* begin ENTRIES SUPPLIED *
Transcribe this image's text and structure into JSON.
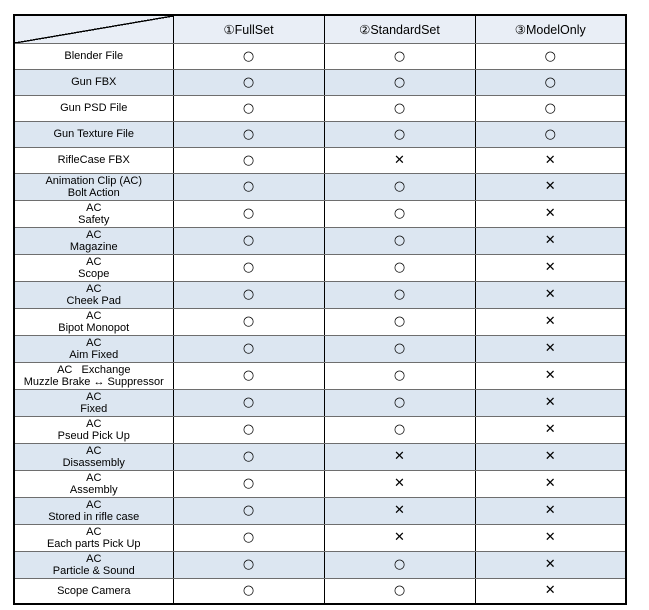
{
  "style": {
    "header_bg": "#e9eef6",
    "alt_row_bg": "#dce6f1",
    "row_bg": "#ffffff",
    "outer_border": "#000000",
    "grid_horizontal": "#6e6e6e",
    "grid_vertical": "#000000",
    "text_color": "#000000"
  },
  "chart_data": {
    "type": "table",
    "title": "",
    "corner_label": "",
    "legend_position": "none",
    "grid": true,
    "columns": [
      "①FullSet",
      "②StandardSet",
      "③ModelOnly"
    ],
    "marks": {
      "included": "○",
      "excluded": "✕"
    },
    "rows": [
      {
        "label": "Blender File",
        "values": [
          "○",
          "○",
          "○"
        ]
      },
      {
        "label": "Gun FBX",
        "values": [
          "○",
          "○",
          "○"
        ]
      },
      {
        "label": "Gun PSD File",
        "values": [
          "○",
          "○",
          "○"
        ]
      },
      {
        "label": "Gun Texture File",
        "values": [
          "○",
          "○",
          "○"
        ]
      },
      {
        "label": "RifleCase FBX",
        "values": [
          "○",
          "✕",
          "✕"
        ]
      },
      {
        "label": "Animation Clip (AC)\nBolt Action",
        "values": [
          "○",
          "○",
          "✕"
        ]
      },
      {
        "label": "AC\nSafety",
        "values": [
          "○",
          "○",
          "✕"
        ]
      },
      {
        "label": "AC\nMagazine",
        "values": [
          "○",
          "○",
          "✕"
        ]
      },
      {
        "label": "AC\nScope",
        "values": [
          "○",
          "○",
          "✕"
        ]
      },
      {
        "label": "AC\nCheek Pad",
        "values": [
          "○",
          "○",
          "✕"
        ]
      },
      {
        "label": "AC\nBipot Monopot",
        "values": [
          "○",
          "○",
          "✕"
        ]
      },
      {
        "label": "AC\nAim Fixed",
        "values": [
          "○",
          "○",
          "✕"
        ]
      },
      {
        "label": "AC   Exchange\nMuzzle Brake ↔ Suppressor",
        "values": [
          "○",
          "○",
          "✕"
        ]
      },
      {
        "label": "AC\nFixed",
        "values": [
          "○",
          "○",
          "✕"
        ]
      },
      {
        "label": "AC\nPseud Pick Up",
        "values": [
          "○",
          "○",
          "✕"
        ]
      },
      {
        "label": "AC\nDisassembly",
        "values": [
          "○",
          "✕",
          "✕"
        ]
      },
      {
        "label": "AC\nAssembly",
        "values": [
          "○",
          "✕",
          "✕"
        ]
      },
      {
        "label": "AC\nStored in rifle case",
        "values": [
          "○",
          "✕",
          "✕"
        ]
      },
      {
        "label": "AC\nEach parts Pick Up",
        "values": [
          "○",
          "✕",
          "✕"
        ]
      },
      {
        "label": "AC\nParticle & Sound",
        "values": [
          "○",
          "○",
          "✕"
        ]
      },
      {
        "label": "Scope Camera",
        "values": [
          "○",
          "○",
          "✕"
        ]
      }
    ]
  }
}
* end ENTRIES SUPPLIED *
> **WRITTEN TASK**
Which lines contain the word "File"? Copy each of them.

> **THE SOLUTION**
        "label": "Blender File",
        "label": "Gun PSD File",
        "label": "Gun Texture File",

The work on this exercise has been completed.